- The exercise:
Leave out the pictures and reproduce all of the data exactly.

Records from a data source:
★ ★ ★ ★ ★

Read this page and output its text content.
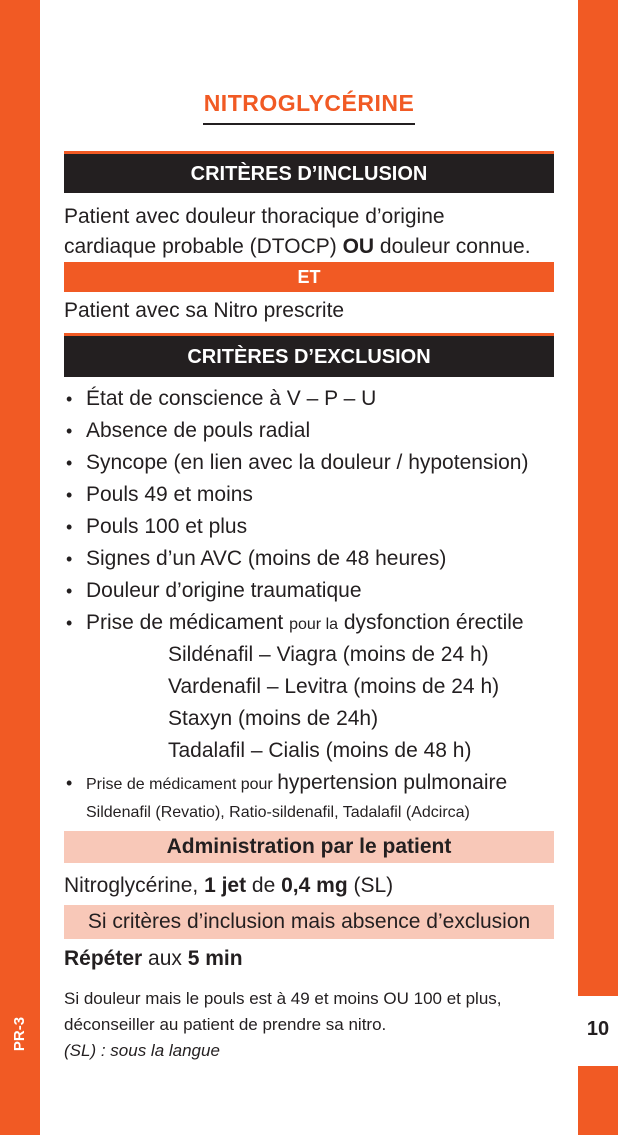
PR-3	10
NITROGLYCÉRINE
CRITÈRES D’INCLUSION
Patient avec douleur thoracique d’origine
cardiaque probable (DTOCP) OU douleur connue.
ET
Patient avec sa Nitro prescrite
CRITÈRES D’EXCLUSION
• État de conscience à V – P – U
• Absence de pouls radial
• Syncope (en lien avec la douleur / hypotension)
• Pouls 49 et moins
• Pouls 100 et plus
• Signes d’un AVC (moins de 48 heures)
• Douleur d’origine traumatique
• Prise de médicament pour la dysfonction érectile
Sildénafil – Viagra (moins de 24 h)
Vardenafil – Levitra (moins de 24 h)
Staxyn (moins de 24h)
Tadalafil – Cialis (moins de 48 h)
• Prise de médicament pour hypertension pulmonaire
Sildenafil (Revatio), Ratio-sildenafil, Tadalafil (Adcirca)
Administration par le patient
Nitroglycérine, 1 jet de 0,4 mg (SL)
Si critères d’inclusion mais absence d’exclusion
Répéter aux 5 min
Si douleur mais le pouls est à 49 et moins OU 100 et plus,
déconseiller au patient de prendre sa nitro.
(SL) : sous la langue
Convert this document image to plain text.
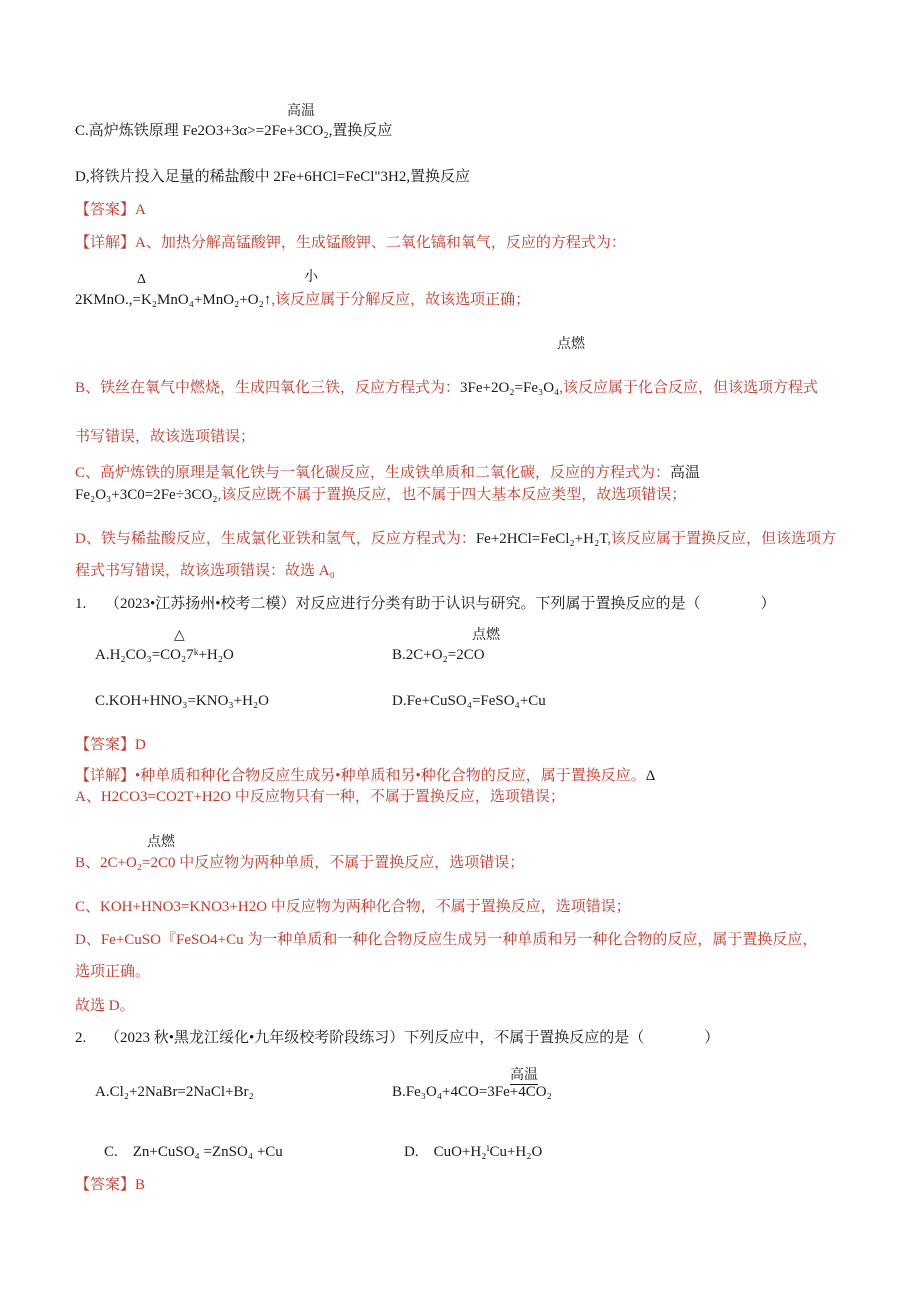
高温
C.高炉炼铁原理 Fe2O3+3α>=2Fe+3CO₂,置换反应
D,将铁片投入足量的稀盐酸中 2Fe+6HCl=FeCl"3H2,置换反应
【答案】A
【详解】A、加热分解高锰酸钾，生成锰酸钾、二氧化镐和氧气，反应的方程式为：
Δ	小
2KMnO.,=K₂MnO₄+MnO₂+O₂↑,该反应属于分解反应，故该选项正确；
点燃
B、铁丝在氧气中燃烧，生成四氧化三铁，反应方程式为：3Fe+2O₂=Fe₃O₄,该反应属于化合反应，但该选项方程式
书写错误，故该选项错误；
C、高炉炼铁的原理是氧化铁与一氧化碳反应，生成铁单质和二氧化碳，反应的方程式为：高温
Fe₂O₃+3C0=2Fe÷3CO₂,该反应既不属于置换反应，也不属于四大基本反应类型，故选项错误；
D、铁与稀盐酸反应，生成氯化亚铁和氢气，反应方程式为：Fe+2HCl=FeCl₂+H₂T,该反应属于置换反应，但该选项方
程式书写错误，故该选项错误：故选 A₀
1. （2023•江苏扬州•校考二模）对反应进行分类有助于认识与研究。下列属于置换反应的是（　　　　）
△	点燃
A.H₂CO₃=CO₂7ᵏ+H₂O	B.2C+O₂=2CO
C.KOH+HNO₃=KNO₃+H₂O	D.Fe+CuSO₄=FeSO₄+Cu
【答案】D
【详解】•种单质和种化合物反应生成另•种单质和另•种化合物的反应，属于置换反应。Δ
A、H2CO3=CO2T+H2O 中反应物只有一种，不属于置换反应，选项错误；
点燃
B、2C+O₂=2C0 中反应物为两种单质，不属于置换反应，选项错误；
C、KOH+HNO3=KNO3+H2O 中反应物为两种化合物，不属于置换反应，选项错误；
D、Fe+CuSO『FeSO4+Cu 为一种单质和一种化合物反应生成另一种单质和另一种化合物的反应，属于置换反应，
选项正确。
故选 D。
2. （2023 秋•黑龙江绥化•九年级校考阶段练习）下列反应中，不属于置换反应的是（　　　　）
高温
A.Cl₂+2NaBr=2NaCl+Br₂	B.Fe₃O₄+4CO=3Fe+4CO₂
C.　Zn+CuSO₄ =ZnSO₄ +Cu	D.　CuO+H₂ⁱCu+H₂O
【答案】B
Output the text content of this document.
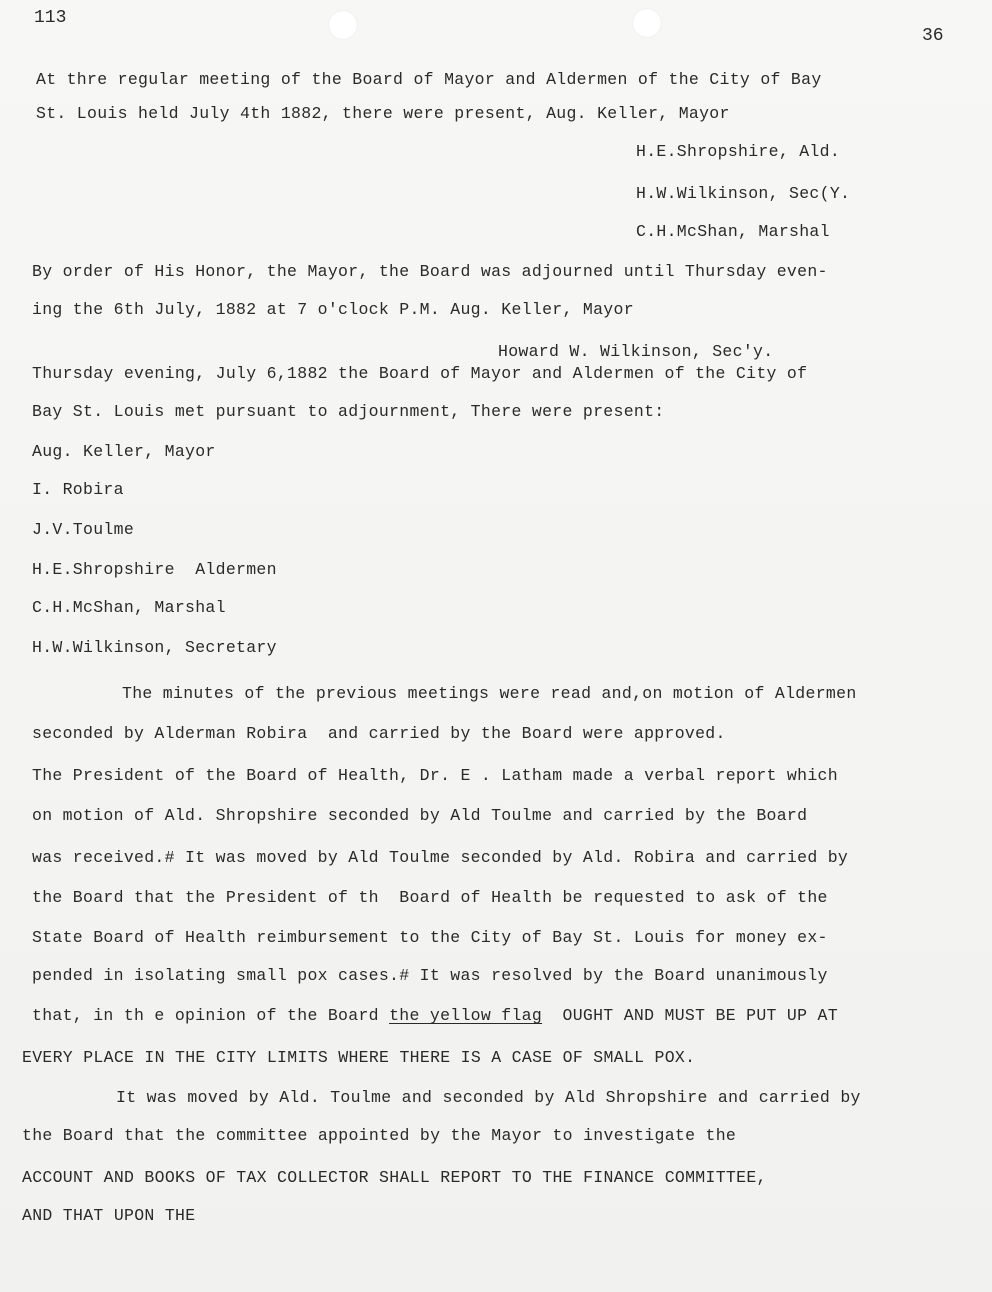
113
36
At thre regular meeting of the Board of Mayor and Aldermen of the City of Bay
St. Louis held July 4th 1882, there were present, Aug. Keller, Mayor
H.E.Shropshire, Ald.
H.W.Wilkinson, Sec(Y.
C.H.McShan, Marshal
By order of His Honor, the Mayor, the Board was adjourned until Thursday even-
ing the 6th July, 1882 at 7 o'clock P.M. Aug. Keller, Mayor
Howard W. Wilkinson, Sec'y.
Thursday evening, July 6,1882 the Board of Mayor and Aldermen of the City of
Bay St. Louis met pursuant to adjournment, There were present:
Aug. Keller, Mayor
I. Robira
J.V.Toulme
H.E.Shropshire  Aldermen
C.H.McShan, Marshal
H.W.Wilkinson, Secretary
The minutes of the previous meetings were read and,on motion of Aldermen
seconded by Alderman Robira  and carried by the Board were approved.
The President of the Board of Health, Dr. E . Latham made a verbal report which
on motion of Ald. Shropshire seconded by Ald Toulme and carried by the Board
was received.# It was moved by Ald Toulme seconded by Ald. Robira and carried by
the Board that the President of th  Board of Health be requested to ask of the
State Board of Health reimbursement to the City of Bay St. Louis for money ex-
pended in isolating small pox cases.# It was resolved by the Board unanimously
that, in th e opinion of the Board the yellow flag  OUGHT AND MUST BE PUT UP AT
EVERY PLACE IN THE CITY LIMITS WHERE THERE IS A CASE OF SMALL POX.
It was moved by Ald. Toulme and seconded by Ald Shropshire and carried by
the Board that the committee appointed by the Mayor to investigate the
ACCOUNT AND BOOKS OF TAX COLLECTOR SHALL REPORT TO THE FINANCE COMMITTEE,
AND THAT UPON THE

★ ★ ★ ★ ★

- Response for this exercise:
Read this page and output its text content.
PR-3	10
NITROGLYCÉRINE
CRITÈRES D’INCLUSION
Patient avec douleur thoracique d’origine
cardiaque probable (DTOCP) OU douleur connue.
ET
Patient avec sa Nitro prescrite
CRITÈRES D’EXCLUSION
• État de conscience à V – P – U
• Absence de pouls radial
• Syncope (en lien avec la douleur / hypotension)
• Pouls 49 et moins
• Pouls 100 et plus
• Signes d’un AVC (moins de 48 heures)
• Douleur d’origine traumatique
• Prise de médicament pour la dysfonction érectile
Sildénafil – Viagra (moins de 24 h)
Vardenafil – Levitra (moins de 24 h)
Staxyn (moins de 24h)
Tadalafil – Cialis (moins de 48 h)
• Prise de médicament pour hypertension pulmonaire
Sildenafil (Revatio), Ratio-sildenafil, Tadalafil (Adcirca)
Administration par le patient
Nitroglycérine, 1 jet de 0,4 mg (SL)
Si critères d’inclusion mais absence d’exclusion
Répéter aux 5 min
Si douleur mais le pouls est à 49 et moins OU 100 et plus,
déconseiller au patient de prendre sa nitro.
(SL) : sous la langue
Convert this document image to plain text.
高温
C.高炉炼铁原理 Fe2O3+3α>=2Fe+3CO₂,置换反应
D,将铁片投入足量的稀盐酸中 2Fe+6HCl=FeCl"3H2,置换反应
【答案】A
【详解】A、加热分解高锰酸钾，生成锰酸钾、二氧化镐和氧气，反应的方程式为：
Δ	小
2KMnO.,=K₂MnO₄+MnO₂+O₂↑,该反应属于分解反应，故该选项正确；
点燃
B、铁丝在氧气中燃烧，生成四氧化三铁，反应方程式为：3Fe+2O₂=Fe₃O₄,该反应属于化合反应，但该选项方程式
书写错误，故该选项错误；
C、高炉炼铁的原理是氧化铁与一氧化碳反应，生成铁单质和二氧化碳，反应的方程式为：高温
Fe₂O₃+3C0=2Fe÷3CO₂,该反应既不属于置换反应，也不属于四大基本反应类型，故选项错误；
D、铁与稀盐酸反应，生成氯化亚铁和氢气，反应方程式为：Fe+2HCl=FeCl₂+H₂T,该反应属于置换反应，但该选项方
程式书写错误，故该选项错误：故选 A₀
1. （2023•江苏扬州•校考二模）对反应进行分类有助于认识与研究。下列属于置换反应的是（　　　　）
△	点燃
A.H₂CO₃=CO₂7ᵏ+H₂O	B.2C+O₂=2CO
C.KOH+HNO₃=KNO₃+H₂O	D.Fe+CuSO₄=FeSO₄+Cu
【答案】D
【详解】•种单质和种化合物反应生成另•种单质和另•种化合物的反应，属于置换反应。Δ
A、H2CO3=CO2T+H2O 中反应物只有一种，不属于置换反应，选项错误；
点燃
B、2C+O₂=2C0 中反应物为两种单质，不属于置换反应，选项错误；
C、KOH+HNO3=KNO3+H2O 中反应物为两种化合物，不属于置换反应，选项错误；
D、Fe+CuSO『FeSO4+Cu 为一种单质和一种化合物反应生成另一种单质和另一种化合物的反应，属于置换反应，
选项正确。
故选 D。
2. （2023 秋•黑龙江绥化•九年级校考阶段练习）下列反应中，不属于置换反应的是（　　　　）
高温
A.Cl₂+2NaBr=2NaCl+Br₂	B.Fe₃O₄+4CO=3Fe+4CO₂
C.　Zn+CuSO₄ =ZnSO₄ +Cu	D.　CuO+H₂ⁱCu+H₂O
【答案】B
Output the text content of this document.
113
36
At thre regular meeting of the Board of Mayor and Aldermen of the City of Bay
St. Louis held July 4th 1882, there were present, Aug. Keller, Mayor
H.E.Shropshire, Ald.
H.W.Wilkinson, Sec(Y.
C.H.McShan, Marshal
By order of His Honor, the Mayor, the Board was adjourned until Thursday even-
ing the 6th July, 1882 at 7 o'clock P.M. Aug. Keller, Mayor
Howard W. Wilkinson, Sec'y.
Thursday evening, July 6,1882 the Board of Mayor and Aldermen of the City of
Bay St. Louis met pursuant to adjournment, There were present:
Aug. Keller, Mayor
I. Robira
J.V.Toulme
H.E.Shropshire  Aldermen
C.H.McShan, Marshal
H.W.Wilkinson, Secretary
The minutes of the previous meetings were read and,on motion of Aldermen
seconded by Alderman Robira  and carried by the Board were approved.
The President of the Board of Health, Dr. E . Latham made a verbal report which
on motion of Ald. Shropshire seconded by Ald Toulme and carried by the Board
was received.# It was moved by Ald Toulme seconded by Ald. Robira and carried by
the Board that the President of th  Board of Health be requested to ask of the
State Board of Health reimbursement to the City of Bay St. Louis for money ex-
pended in isolating small pox cases.# It was resolved by the Board unanimously
that, in th e opinion of the Board the yellow flag  OUGHT AND MUST BE PUT UP AT
EVERY PLACE IN THE CITY LIMITS WHERE THERE IS A CASE OF SMALL POX.
It was moved by Ald. Toulme and seconded by Ald Shropshire and carried by
the Board that the committee appointed by the Mayor to investigate the
ACCOUNT AND BOOKS OF TAX COLLECTOR SHALL REPORT TO THE FINANCE COMMITTEE,
AND THAT UPON THE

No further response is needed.